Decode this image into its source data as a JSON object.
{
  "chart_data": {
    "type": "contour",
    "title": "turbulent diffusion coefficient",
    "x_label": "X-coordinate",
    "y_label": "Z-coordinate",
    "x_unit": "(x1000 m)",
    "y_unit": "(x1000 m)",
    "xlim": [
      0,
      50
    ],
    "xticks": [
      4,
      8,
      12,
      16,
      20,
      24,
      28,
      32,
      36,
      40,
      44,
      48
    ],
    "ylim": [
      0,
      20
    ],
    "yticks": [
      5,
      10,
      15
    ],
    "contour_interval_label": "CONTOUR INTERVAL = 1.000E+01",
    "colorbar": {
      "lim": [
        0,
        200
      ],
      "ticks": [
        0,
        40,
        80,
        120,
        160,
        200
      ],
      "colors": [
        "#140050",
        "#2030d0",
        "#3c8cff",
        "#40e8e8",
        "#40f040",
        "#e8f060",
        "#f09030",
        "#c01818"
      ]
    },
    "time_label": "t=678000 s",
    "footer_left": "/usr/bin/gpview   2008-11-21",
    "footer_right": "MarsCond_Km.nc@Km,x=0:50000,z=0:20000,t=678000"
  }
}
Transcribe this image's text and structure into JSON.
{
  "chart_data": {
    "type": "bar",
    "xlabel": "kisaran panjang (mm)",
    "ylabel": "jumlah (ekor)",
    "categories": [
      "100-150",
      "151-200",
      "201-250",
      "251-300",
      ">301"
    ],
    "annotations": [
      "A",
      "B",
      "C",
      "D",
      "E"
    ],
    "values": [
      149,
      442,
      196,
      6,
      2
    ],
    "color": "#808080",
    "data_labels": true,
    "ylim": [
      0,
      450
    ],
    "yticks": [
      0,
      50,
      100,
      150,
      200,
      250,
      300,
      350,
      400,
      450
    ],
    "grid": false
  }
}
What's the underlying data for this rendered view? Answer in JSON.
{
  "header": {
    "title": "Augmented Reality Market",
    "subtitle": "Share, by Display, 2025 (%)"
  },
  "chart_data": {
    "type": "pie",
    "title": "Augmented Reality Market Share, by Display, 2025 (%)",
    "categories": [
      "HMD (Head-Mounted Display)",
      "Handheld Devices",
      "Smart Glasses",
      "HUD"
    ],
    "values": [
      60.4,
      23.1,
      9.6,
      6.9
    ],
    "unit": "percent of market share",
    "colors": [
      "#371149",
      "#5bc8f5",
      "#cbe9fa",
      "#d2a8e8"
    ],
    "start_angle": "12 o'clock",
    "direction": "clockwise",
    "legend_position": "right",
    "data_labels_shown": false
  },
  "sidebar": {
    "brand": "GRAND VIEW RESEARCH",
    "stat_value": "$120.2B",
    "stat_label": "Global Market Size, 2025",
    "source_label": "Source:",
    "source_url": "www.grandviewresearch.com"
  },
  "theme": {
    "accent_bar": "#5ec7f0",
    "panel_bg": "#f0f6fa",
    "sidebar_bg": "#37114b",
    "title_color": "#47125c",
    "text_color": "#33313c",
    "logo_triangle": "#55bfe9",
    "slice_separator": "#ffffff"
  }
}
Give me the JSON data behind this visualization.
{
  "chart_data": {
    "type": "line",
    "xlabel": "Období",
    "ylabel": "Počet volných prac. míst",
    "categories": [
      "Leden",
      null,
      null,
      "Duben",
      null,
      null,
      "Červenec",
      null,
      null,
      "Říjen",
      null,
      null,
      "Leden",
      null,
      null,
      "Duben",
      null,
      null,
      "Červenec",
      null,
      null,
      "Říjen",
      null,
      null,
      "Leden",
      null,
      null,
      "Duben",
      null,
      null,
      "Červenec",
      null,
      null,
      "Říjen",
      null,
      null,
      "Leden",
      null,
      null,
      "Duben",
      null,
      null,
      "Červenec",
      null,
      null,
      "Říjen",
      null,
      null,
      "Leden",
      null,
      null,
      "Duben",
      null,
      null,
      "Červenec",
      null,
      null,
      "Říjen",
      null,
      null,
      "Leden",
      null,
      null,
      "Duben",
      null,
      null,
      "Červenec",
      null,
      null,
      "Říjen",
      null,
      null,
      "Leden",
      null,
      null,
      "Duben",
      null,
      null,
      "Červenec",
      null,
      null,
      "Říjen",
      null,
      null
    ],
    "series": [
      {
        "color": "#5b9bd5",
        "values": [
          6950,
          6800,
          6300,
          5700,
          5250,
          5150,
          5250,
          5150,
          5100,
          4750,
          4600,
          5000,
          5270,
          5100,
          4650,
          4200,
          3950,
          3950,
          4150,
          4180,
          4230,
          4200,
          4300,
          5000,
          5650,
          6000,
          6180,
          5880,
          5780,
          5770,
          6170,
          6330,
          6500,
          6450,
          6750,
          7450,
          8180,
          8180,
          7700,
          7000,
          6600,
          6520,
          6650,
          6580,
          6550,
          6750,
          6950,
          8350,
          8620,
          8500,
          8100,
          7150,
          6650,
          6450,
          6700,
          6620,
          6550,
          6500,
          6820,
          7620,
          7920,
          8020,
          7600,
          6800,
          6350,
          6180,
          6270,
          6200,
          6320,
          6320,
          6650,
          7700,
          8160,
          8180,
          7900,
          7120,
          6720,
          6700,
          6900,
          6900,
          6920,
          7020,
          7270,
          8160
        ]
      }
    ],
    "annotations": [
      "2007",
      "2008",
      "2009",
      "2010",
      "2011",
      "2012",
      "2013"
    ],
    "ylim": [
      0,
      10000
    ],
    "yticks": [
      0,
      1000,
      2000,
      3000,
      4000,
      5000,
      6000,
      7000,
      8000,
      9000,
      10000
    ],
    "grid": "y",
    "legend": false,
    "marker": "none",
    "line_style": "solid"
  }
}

* **Written task**: Print the material above once more, exactly.

* **Complete output**:
Decode this image into its source data as a JSON object.
{
  "chart_data": {
    "type": "contour",
    "title": "turbulent diffusion coefficient",
    "x_label": "X-coordinate",
    "y_label": "Z-coordinate",
    "x_unit": "(x1000 m)",
    "y_unit": "(x1000 m)",
    "xlim": [
      0,
      50
    ],
    "xticks": [
      4,
      8,
      12,
      16,
      20,
      24,
      28,
      32,
      36,
      40,
      44,
      48
    ],
    "ylim": [
      0,
      20
    ],
    "yticks": [
      5,
      10,
      15
    ],
    "contour_interval_label": "CONTOUR INTERVAL = 1.000E+01",
    "colorbar": {
      "lim": [
        0,
        200
      ],
      "ticks": [
        0,
        40,
        80,
        120,
        160,
        200
      ],
      "colors": [
        "#140050",
        "#2030d0",
        "#3c8cff",
        "#40e8e8",
        "#40f040",
        "#e8f060",
        "#f09030",
        "#c01818"
      ]
    },
    "time_label": "t=678000 s",
    "footer_left": "/usr/bin/gpview   2008-11-21",
    "footer_right": "MarsCond_Km.nc@Km,x=0:50000,z=0:20000,t=678000"
  }
}
Transcribe this image's text and structure into JSON.
{
  "chart_data": {
    "type": "bar",
    "xlabel": "kisaran panjang (mm)",
    "ylabel": "jumlah (ekor)",
    "categories": [
      "100-150",
      "151-200",
      "201-250",
      "251-300",
      ">301"
    ],
    "annotations": [
      "A",
      "B",
      "C",
      "D",
      "E"
    ],
    "values": [
      149,
      442,
      196,
      6,
      2
    ],
    "color": "#808080",
    "data_labels": true,
    "ylim": [
      0,
      450
    ],
    "yticks": [
      0,
      50,
      100,
      150,
      200,
      250,
      300,
      350,
      400,
      450
    ],
    "grid": false
  }
}
What's the underlying data for this rendered view? Answer in JSON.
{
  "header": {
    "title": "Augmented Reality Market",
    "subtitle": "Share, by Display, 2025 (%)"
  },
  "chart_data": {
    "type": "pie",
    "title": "Augmented Reality Market Share, by Display, 2025 (%)",
    "categories": [
      "HMD (Head-Mounted Display)",
      "Handheld Devices",
      "Smart Glasses",
      "HUD"
    ],
    "values": [
      60.4,
      23.1,
      9.6,
      6.9
    ],
    "unit": "percent of market share",
    "colors": [
      "#371149",
      "#5bc8f5",
      "#cbe9fa",
      "#d2a8e8"
    ],
    "start_angle": "12 o'clock",
    "direction": "clockwise",
    "legend_position": "right",
    "data_labels_shown": false
  },
  "sidebar": {
    "brand": "GRAND VIEW RESEARCH",
    "stat_value": "$120.2B",
    "stat_label": "Global Market Size, 2025",
    "source_label": "Source:",
    "source_url": "www.grandviewresearch.com"
  },
  "theme": {
    "accent_bar": "#5ec7f0",
    "panel_bg": "#f0f6fa",
    "sidebar_bg": "#37114b",
    "title_color": "#47125c",
    "text_color": "#33313c",
    "logo_triangle": "#55bfe9",
    "slice_separator": "#ffffff"
  }
}
Give me the JSON data behind this visualization.
{
  "chart_data": {
    "type": "line",
    "xlabel": "Období",
    "ylabel": "Počet volných prac. míst",
    "categories": [
      "Leden",
      null,
      null,
      "Duben",
      null,
      null,
      "Červenec",
      null,
      null,
      "Říjen",
      null,
      null,
      "Leden",
      null,
      null,
      "Duben",
      null,
      null,
      "Červenec",
      null,
      null,
      "Říjen",
      null,
      null,
      "Leden",
      null,
      null,
      "Duben",
      null,
      null,
      "Červenec",
      null,
      null,
      "Říjen",
      null,
      null,
      "Leden",
      null,
      null,
      "Duben",
      null,
      null,
      "Červenec",
      null,
      null,
      "Říjen",
      null,
      null,
      "Leden",
      null,
      null,
      "Duben",
      null,
      null,
      "Červenec",
      null,
      null,
      "Říjen",
      null,
      null,
      "Leden",
      null,
      null,
      "Duben",
      null,
      null,
      "Červenec",
      null,
      null,
      "Říjen",
      null,
      null,
      "Leden",
      null,
      null,
      "Duben",
      null,
      null,
      "Červenec",
      null,
      null,
      "Říjen",
      null,
      null
    ],
    "series": [
      {
        "color": "#5b9bd5",
        "values": [
          6950,
          6800,
          6300,
          5700,
          5250,
          5150,
          5250,
          5150,
          5100,
          4750,
          4600,
          5000,
          5270,
          5100,
          4650,
          4200,
          3950,
          3950,
          4150,
          4180,
          4230,
          4200,
          4300,
          5000,
          5650,
          6000,
          6180,
          5880,
          5780,
          5770,
          6170,
          6330,
          6500,
          6450,
          6750,
          7450,
          8180,
          8180,
          7700,
          7000,
          6600,
          6520,
          6650,
          6580,
          6550,
          6750,
          6950,
          8350,
          8620,
          8500,
          8100,
          7150,
          6650,
          6450,
          6700,
          6620,
          6550,
          6500,
          6820,
          7620,
          7920,
          8020,
          7600,
          6800,
          6350,
          6180,
          6270,
          6200,
          6320,
          6320,
          6650,
          7700,
          8160,
          8180,
          7900,
          7120,
          6720,
          6700,
          6900,
          6900,
          6920,
          7020,
          7270,
          8160
        ]
      }
    ],
    "annotations": [
      "2007",
      "2008",
      "2009",
      "2010",
      "2011",
      "2012",
      "2013"
    ],
    "ylim": [
      0,
      10000
    ],
    "yticks": [
      0,
      1000,
      2000,
      3000,
      4000,
      5000,
      6000,
      7000,
      8000,
      9000,
      10000
    ],
    "grid": "y",
    "legend": false,
    "marker": "none",
    "line_style": "solid"
  }
}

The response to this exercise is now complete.